WHAT YOU ARE ASKED TO DO:
Gather the lines below that include the string "Parse", copying each in full.

STORED RECORDS:
>> BEGIN

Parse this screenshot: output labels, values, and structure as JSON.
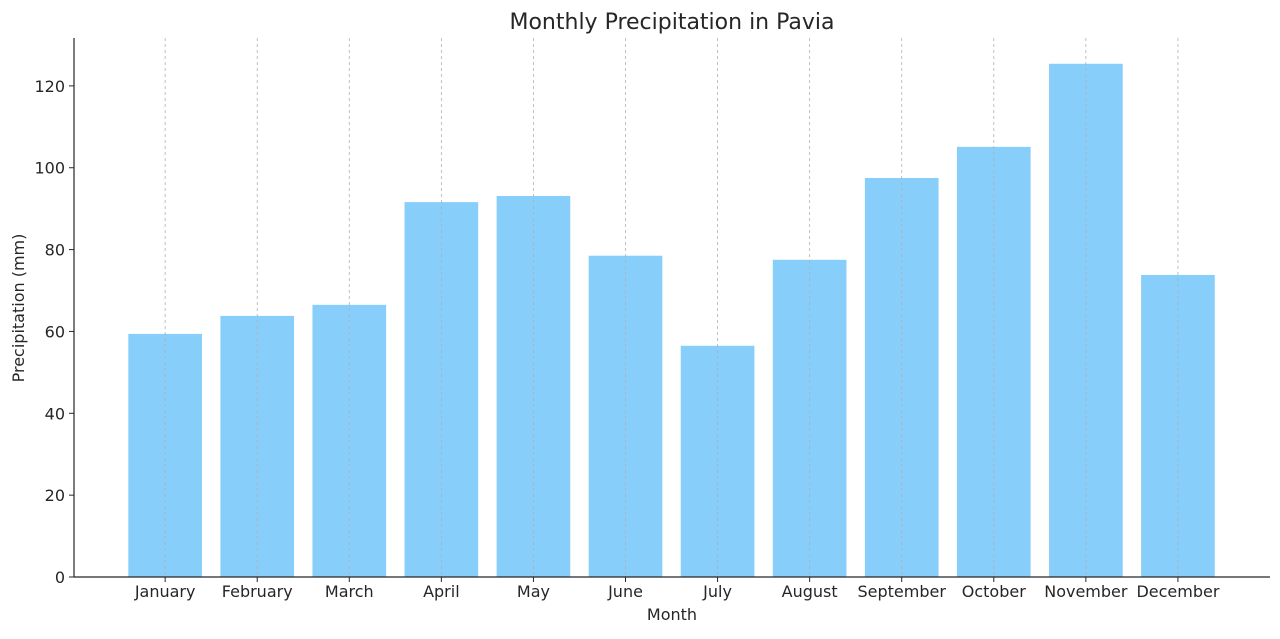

>> END
>> BEGIN

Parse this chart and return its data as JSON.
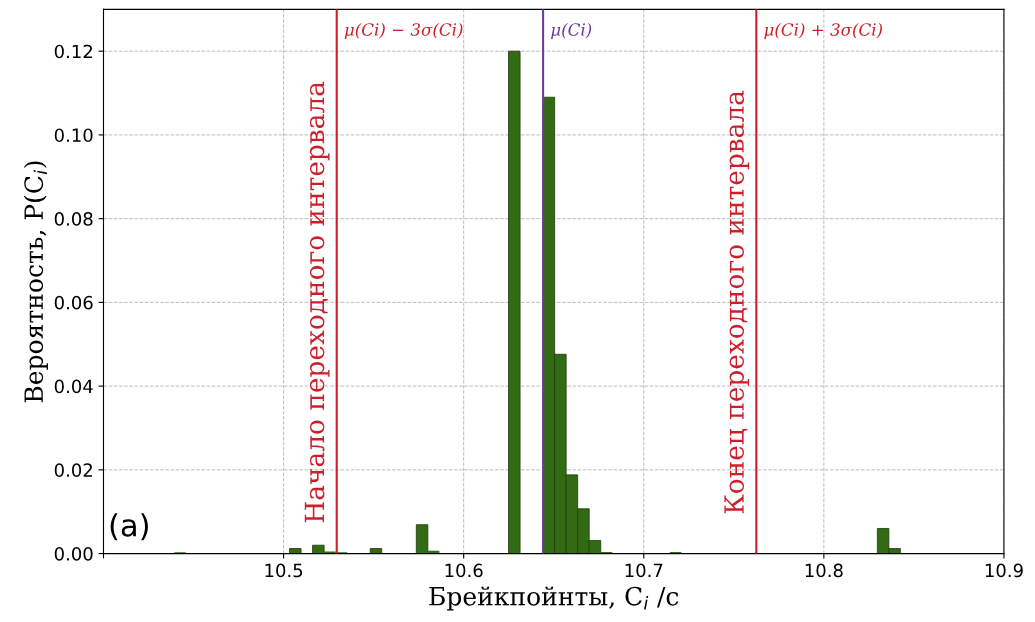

>> END
>> BEGIN

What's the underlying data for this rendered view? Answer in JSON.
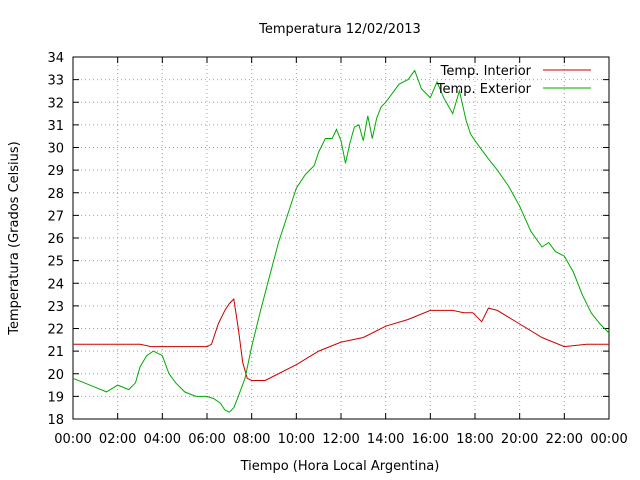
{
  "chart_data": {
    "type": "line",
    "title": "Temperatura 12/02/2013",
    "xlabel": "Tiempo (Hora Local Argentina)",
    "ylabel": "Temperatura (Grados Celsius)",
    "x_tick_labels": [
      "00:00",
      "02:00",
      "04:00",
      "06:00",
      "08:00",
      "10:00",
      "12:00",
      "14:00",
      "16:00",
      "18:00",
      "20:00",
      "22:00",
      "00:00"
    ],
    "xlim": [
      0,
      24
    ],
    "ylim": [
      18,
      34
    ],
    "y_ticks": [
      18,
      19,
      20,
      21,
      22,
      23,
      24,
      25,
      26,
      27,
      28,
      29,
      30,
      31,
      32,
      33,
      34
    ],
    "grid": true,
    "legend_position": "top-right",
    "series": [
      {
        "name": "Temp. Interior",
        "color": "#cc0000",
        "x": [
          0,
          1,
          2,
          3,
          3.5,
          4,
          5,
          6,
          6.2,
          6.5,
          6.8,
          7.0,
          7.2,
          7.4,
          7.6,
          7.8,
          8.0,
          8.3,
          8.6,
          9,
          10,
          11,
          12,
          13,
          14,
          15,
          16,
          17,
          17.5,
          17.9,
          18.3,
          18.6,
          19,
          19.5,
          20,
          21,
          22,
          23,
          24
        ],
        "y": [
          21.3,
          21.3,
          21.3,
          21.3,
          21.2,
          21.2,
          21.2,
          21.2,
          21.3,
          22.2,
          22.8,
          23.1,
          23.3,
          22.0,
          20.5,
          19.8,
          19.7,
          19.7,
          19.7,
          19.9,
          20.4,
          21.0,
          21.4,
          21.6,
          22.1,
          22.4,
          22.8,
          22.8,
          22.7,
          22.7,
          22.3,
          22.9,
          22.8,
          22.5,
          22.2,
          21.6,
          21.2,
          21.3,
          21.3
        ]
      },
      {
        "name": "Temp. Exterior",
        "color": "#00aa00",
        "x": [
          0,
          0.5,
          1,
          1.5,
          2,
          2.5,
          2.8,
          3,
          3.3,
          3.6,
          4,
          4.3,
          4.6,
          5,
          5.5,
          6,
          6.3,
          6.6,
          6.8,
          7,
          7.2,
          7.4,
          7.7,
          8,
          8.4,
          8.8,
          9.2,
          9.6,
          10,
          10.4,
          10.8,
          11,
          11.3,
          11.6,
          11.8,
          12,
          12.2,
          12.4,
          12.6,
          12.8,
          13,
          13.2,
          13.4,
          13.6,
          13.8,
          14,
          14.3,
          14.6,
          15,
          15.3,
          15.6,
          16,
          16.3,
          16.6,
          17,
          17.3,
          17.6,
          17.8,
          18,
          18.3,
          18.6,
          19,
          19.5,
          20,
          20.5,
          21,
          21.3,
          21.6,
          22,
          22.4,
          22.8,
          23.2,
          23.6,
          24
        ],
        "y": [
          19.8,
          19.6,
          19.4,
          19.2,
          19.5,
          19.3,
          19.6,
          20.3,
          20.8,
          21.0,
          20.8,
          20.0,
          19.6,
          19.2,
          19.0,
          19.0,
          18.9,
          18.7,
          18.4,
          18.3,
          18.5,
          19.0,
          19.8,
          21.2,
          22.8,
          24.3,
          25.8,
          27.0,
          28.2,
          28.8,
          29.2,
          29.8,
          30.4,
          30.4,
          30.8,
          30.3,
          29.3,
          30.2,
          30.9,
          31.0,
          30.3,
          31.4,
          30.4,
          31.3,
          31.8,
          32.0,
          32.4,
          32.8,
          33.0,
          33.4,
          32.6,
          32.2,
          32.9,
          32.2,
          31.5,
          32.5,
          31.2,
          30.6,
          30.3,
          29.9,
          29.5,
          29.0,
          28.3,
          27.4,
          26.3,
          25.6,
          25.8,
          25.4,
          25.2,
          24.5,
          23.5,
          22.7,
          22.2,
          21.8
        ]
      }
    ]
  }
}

>> END

TASK OUTPUT:
Parse this screenshot: output labels, values, and structure as JSON.
Parse this chart and return its data as JSON.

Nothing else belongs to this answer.